AIM OF THE TASK:
Find the lines below that contain the word "CORRELATION" and count them. Only the number should be given.

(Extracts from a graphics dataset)
....
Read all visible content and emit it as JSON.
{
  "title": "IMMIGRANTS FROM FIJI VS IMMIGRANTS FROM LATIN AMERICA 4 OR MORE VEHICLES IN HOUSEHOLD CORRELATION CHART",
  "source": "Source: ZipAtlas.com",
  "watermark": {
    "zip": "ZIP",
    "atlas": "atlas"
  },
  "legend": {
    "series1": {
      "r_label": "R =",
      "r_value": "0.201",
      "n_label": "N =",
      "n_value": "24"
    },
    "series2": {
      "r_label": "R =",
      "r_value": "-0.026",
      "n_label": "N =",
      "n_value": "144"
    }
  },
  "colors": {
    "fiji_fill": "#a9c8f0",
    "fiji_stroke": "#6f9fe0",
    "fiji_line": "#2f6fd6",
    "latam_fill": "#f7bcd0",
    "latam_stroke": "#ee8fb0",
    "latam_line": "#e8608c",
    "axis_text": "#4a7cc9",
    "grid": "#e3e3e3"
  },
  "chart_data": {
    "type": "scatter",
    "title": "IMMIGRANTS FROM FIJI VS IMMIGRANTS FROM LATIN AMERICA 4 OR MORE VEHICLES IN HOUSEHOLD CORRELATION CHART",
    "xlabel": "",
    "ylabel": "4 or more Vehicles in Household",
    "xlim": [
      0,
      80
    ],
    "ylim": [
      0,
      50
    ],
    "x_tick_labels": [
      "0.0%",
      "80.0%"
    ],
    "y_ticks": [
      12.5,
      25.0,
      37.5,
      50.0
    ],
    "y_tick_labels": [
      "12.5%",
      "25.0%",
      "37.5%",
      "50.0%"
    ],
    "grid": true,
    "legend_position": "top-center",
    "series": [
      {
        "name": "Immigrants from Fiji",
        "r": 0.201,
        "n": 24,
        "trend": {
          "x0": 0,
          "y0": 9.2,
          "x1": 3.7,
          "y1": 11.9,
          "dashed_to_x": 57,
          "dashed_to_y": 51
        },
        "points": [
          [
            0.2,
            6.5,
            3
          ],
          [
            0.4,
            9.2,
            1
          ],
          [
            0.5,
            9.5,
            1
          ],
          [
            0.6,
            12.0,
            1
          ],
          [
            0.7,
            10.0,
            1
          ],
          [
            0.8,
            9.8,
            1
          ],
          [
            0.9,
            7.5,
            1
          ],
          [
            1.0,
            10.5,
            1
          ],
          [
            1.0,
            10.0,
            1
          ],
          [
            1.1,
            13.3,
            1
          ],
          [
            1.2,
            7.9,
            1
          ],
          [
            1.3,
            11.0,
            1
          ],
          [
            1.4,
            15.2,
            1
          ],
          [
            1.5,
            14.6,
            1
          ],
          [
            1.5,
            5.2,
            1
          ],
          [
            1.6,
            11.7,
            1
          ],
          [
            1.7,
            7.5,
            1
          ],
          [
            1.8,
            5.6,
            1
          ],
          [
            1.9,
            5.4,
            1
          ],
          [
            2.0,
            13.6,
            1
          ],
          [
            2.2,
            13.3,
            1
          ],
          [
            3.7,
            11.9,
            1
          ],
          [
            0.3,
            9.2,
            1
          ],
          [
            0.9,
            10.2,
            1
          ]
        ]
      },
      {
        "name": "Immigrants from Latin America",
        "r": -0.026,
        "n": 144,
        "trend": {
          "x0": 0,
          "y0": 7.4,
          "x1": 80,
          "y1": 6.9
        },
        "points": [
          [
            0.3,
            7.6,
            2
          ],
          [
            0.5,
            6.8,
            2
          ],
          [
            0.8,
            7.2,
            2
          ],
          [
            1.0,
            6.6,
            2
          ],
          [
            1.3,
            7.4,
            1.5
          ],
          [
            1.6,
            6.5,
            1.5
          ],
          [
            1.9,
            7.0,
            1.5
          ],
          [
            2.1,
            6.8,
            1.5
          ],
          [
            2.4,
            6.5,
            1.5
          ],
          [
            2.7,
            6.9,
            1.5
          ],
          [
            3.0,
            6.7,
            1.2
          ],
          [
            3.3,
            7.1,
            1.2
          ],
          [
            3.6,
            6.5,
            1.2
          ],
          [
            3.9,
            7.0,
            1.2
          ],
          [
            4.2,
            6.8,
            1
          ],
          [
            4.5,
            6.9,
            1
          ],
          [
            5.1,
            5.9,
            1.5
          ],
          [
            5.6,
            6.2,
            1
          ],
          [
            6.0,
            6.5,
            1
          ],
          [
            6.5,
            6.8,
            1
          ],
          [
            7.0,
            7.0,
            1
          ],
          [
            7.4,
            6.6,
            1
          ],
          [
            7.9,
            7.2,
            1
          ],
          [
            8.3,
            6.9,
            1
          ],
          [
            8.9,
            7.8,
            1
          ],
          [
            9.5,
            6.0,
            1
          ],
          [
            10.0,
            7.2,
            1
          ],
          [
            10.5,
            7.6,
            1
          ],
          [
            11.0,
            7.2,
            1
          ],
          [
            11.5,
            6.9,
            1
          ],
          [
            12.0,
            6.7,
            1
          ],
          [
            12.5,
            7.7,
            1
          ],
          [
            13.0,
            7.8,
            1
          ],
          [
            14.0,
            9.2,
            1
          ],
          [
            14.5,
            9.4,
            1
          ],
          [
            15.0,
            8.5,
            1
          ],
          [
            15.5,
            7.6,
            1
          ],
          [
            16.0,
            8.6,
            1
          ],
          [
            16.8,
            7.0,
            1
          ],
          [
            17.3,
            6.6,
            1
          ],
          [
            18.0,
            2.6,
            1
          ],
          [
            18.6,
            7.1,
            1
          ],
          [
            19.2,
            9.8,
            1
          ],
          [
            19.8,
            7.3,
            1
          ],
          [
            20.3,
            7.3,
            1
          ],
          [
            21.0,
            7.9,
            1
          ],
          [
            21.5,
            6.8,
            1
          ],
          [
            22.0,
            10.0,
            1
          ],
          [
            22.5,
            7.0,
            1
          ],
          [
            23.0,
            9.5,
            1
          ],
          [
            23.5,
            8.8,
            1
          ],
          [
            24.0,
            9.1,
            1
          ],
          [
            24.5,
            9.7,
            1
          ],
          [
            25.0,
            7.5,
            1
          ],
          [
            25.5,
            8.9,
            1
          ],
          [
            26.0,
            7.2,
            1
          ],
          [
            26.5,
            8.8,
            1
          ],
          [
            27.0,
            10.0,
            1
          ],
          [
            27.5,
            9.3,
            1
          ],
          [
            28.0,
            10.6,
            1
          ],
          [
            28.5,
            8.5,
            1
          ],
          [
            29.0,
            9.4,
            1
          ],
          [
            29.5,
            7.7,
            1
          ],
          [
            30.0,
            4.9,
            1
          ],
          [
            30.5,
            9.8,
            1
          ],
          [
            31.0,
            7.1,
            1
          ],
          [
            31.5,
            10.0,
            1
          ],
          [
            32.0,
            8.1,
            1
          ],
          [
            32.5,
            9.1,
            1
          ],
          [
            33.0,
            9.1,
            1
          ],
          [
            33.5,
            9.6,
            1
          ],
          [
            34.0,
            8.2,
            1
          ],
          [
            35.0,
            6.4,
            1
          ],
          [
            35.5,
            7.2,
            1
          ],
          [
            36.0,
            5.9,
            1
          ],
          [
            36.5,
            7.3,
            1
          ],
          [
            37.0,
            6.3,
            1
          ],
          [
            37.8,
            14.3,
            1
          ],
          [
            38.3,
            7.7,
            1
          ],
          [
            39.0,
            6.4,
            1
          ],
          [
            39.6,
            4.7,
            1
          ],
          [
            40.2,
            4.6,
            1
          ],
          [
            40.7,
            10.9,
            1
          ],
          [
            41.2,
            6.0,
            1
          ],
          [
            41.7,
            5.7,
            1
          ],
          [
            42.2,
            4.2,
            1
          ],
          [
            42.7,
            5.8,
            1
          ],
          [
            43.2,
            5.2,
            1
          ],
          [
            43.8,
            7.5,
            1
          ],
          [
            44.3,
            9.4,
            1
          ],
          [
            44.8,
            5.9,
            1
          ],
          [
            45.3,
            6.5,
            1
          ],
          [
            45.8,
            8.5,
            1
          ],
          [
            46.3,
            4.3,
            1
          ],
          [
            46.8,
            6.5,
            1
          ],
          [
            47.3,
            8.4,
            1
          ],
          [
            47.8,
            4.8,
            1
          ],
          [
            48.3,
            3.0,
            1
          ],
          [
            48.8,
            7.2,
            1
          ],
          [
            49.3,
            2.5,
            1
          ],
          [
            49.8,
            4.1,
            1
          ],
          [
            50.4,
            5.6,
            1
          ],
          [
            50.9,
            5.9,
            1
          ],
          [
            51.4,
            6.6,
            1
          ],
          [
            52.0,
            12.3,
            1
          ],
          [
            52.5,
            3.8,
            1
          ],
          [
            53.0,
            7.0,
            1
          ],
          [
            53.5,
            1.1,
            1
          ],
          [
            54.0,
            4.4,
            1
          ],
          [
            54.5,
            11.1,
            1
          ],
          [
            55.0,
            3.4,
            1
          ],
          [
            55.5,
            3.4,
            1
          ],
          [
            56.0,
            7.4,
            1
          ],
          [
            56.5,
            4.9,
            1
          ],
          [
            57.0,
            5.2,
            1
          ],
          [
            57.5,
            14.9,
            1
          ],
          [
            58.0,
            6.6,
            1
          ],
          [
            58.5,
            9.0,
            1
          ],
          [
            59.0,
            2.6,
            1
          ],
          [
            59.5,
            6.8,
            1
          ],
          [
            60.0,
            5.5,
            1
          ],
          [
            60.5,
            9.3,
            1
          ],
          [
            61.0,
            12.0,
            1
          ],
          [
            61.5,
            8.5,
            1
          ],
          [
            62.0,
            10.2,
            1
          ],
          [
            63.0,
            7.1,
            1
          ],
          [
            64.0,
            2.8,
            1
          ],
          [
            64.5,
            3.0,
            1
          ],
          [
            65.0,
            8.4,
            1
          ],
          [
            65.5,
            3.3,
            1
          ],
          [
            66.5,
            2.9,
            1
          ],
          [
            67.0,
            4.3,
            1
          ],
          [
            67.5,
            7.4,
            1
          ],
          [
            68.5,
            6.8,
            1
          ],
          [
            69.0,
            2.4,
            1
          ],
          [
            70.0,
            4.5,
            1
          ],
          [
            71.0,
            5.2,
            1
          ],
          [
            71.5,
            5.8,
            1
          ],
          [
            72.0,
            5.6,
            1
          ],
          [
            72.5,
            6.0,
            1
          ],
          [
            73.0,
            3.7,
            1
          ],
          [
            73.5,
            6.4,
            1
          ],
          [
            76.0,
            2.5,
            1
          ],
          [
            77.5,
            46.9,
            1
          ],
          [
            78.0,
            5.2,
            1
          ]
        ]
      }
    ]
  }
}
....
CORRECT RESPONSE:
2